- **WHAT THE TASK ASKS**
Find each line with the word "this" and copy it.

****************

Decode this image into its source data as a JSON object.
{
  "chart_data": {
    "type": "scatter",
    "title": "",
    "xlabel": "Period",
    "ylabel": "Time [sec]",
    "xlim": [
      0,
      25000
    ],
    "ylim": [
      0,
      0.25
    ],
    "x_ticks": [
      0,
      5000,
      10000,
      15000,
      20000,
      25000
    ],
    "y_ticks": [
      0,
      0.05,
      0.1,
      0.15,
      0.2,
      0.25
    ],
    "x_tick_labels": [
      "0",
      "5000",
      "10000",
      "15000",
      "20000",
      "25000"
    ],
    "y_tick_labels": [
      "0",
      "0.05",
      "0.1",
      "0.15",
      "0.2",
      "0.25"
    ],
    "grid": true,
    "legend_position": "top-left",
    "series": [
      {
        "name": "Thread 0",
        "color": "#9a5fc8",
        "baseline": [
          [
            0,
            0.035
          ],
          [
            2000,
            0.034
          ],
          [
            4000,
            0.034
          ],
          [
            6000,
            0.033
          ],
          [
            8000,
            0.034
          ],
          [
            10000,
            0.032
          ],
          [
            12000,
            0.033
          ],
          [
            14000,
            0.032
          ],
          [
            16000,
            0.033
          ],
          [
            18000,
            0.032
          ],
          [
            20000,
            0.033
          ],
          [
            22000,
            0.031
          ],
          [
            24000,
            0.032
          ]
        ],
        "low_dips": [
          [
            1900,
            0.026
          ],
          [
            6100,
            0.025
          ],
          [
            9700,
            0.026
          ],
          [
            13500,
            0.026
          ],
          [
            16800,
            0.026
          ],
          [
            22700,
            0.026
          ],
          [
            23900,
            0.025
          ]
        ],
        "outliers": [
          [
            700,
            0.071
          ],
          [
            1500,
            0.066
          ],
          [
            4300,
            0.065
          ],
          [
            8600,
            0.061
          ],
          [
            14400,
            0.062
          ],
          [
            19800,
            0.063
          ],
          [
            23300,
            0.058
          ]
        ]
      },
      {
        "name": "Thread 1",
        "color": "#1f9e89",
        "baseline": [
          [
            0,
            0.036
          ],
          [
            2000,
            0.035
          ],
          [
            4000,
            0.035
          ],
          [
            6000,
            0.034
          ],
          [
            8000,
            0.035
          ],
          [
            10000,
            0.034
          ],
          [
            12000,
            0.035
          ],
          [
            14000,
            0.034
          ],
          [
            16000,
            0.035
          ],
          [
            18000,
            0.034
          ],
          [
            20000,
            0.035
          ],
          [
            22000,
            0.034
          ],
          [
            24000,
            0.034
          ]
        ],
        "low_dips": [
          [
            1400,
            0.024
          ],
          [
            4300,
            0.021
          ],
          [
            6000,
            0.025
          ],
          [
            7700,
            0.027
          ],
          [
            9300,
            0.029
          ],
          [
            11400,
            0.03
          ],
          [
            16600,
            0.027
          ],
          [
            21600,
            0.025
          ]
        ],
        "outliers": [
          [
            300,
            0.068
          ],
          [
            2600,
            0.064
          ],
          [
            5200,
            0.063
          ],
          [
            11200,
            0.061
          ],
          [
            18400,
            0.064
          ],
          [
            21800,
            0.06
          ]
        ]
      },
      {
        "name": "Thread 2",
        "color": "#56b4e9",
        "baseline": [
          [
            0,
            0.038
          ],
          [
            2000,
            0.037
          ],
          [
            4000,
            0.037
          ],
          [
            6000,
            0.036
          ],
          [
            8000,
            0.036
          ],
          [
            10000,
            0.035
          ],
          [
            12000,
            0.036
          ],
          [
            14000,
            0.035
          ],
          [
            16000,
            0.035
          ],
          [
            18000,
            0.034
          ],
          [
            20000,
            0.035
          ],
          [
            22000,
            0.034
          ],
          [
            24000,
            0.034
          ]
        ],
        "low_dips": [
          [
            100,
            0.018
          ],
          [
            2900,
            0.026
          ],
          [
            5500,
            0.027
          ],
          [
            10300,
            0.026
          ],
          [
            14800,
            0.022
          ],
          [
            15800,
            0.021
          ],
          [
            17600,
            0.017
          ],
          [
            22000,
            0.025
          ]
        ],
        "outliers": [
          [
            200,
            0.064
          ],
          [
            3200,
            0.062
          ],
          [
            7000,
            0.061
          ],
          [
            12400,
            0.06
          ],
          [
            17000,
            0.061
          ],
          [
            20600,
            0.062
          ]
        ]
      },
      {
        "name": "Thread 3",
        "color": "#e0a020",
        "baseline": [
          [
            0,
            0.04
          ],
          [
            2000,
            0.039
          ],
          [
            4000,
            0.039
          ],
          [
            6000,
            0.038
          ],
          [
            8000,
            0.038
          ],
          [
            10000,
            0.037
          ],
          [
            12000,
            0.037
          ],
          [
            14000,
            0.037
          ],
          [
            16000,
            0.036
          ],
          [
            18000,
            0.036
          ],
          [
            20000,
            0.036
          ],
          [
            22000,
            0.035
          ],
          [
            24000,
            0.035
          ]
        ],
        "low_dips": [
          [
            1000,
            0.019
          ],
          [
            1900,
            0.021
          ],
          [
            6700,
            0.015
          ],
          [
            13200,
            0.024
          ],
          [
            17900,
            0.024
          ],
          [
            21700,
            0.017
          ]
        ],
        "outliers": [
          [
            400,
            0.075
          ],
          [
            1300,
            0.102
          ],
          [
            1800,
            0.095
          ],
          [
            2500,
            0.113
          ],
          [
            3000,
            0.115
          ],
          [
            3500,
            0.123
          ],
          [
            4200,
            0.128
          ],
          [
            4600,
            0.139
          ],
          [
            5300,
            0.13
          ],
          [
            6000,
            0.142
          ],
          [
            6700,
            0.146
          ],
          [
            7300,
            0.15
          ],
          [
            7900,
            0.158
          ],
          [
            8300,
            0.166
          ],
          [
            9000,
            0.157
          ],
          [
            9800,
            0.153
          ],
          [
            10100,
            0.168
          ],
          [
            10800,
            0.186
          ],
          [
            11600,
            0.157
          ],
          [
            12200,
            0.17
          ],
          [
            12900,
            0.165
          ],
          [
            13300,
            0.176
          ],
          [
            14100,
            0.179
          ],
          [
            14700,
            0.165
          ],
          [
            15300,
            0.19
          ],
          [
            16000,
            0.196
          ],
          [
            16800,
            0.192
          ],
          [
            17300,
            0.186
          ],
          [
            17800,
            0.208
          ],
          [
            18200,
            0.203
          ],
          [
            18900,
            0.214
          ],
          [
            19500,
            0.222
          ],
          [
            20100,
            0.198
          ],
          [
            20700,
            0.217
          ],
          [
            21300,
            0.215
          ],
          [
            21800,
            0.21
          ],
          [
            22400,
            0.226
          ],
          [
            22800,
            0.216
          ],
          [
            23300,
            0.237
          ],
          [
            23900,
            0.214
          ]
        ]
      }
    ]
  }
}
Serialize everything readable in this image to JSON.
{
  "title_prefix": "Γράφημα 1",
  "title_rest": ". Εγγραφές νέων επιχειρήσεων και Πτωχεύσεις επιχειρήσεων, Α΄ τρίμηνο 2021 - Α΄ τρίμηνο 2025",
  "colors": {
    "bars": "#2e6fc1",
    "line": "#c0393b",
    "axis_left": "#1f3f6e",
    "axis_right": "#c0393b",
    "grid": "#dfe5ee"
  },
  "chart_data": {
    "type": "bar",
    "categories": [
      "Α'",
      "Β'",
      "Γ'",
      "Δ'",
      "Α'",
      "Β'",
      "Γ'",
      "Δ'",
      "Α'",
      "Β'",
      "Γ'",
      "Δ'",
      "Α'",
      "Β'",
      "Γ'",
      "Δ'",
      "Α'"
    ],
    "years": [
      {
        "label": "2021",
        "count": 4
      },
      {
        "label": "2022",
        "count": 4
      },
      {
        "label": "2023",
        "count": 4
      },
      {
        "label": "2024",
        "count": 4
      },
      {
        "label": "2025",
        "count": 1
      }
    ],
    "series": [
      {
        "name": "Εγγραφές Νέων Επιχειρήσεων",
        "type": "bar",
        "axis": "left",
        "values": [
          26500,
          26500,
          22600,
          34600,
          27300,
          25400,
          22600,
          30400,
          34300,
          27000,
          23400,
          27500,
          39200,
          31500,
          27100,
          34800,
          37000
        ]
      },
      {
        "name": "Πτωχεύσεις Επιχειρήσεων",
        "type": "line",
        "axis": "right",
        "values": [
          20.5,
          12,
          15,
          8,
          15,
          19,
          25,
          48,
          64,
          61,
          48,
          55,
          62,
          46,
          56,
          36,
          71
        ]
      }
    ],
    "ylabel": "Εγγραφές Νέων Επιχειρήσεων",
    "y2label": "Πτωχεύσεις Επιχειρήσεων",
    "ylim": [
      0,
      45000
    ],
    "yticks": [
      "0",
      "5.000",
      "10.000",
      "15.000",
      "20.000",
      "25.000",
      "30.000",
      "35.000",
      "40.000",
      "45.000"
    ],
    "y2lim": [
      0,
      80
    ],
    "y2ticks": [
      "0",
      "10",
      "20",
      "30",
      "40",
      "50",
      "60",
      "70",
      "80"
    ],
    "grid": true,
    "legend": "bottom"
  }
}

****************

- **EXERCISE RESULT**
Decode this image into its source data as a JSON object.
Serialize everything readable in this image to JSON.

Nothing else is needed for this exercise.